What to work on >> Do any lines in the data below contain "Stray"? If so, copy every one of them.

+---+

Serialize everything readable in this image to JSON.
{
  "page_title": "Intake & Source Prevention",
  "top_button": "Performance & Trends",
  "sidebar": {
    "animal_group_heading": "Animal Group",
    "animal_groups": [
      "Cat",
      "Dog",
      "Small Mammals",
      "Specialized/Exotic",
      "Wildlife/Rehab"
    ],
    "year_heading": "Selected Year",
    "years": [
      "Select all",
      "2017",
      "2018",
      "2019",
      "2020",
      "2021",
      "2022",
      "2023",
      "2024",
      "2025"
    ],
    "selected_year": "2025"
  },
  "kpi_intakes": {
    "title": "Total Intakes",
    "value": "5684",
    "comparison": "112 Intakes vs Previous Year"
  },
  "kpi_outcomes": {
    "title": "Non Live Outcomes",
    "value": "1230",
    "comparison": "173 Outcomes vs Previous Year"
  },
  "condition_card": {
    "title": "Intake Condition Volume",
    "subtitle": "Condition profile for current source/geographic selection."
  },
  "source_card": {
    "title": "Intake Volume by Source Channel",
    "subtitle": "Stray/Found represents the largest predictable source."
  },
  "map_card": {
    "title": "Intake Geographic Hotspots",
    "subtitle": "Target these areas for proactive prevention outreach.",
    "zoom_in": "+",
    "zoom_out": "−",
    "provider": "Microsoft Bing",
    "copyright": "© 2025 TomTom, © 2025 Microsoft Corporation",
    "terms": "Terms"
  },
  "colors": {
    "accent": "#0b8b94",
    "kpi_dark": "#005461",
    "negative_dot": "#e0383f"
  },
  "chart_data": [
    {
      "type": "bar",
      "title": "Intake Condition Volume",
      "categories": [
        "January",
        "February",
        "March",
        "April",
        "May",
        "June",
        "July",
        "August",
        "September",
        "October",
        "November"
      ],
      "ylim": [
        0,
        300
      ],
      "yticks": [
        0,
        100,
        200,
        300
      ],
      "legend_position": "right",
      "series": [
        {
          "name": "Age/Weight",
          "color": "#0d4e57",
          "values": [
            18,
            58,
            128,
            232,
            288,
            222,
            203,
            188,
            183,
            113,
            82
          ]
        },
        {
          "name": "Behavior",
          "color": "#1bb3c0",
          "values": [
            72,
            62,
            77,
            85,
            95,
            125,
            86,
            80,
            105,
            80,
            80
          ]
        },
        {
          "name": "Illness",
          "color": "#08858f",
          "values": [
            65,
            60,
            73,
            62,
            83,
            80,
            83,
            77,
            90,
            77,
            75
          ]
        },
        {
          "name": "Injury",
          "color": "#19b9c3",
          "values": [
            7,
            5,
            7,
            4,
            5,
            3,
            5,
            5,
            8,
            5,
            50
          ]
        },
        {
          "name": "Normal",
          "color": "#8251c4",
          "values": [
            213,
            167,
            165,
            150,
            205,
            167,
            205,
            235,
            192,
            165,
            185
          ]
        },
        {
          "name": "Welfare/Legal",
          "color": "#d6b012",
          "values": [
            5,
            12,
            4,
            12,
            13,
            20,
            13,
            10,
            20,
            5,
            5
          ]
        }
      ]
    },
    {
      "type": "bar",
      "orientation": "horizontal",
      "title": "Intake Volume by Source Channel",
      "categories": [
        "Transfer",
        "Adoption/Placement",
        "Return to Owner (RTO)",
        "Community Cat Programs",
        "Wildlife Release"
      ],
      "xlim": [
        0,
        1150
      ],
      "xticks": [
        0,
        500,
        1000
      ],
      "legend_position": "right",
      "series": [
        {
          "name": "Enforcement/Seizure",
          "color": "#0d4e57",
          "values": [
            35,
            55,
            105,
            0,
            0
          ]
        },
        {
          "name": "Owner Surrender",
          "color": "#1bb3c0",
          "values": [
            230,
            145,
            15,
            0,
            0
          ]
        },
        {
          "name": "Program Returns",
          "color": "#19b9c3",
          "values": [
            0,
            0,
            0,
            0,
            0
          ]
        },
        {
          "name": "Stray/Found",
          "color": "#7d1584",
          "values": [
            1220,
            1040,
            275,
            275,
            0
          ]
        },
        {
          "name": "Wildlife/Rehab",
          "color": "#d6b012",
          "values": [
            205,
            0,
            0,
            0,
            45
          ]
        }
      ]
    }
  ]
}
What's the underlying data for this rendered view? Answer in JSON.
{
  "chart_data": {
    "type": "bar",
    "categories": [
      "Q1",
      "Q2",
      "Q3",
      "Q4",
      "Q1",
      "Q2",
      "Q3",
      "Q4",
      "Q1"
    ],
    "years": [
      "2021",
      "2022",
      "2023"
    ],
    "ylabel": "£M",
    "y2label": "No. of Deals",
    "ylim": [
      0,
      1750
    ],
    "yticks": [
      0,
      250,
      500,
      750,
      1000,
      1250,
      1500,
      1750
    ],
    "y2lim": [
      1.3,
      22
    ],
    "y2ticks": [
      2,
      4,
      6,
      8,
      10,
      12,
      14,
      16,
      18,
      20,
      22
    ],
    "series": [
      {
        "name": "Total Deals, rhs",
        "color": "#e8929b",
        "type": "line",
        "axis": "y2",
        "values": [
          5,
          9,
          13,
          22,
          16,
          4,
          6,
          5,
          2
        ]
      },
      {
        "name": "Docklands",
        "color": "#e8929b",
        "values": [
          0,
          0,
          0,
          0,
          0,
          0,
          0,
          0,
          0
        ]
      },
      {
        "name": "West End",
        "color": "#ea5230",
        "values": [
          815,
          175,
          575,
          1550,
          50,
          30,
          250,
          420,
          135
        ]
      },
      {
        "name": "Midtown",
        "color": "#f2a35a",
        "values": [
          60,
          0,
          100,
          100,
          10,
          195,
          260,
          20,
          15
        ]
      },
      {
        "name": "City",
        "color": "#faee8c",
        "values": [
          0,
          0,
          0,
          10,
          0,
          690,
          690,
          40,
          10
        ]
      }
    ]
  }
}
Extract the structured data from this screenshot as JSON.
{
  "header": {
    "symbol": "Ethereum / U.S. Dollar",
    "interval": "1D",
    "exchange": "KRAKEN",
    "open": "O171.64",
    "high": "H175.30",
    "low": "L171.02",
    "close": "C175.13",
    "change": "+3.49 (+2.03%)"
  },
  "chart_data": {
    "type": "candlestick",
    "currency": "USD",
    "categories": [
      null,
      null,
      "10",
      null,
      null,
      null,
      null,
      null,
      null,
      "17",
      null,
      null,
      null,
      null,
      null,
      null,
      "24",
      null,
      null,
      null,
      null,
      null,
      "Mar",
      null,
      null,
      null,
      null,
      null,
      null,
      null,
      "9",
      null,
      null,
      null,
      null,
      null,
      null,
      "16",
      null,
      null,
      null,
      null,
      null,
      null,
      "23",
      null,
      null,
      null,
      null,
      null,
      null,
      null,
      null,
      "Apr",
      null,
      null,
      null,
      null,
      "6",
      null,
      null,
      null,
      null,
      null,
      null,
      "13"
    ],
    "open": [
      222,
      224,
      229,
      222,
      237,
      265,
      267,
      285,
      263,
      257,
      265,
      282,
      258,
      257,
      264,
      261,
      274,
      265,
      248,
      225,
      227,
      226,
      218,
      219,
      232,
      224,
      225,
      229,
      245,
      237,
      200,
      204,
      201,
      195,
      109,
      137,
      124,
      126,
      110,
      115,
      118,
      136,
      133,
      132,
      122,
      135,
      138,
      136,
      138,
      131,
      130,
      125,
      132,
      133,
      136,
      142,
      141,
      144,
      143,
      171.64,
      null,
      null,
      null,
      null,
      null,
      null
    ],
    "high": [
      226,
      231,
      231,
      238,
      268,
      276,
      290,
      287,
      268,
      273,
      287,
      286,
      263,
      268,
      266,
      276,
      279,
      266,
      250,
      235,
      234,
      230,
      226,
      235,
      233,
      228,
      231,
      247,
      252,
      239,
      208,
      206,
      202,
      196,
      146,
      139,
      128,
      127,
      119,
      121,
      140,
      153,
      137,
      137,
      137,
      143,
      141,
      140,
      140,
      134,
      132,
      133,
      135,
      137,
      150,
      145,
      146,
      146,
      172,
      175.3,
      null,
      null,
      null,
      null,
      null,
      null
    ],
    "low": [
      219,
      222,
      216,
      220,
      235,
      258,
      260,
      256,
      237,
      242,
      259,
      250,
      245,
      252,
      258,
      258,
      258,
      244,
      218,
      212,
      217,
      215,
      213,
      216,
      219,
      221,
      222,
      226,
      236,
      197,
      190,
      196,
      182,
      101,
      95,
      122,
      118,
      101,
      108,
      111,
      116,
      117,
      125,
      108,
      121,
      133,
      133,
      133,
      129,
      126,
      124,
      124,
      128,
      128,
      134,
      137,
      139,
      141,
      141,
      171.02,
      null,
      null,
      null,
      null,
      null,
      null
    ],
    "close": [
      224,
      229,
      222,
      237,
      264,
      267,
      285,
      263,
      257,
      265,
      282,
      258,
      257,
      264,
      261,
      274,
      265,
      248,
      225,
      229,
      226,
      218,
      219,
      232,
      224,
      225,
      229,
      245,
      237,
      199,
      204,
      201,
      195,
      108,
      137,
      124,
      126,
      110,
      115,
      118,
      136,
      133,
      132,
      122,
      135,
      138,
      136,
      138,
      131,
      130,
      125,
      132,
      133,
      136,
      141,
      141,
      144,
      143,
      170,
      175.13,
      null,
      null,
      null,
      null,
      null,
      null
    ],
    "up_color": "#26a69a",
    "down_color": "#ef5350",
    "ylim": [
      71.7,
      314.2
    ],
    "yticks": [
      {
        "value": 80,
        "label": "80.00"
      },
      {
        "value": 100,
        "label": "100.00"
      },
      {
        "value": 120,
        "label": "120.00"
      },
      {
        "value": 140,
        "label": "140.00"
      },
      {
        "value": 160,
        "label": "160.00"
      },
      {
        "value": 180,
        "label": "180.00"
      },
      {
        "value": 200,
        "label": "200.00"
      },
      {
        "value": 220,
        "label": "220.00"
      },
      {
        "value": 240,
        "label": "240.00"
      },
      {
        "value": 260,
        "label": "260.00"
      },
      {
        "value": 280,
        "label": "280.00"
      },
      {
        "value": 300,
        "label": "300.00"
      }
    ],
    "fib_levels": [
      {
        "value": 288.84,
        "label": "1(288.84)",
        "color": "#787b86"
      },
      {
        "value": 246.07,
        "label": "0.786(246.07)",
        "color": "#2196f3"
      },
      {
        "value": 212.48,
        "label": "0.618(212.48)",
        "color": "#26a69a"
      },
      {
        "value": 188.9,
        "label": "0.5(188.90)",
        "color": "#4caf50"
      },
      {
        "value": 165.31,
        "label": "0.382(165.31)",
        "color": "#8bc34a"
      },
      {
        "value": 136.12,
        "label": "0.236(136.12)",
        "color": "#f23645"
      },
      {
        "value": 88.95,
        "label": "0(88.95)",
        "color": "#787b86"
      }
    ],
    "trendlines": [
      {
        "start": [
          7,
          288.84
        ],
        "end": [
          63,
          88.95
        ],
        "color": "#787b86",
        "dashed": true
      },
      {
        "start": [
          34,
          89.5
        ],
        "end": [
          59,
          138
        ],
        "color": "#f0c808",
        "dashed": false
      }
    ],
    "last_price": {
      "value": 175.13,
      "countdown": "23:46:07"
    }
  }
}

+---+

Task result >>
    "subtitle": "Stray/Found represents the largest predictable source."
          "name": "Stray/Found",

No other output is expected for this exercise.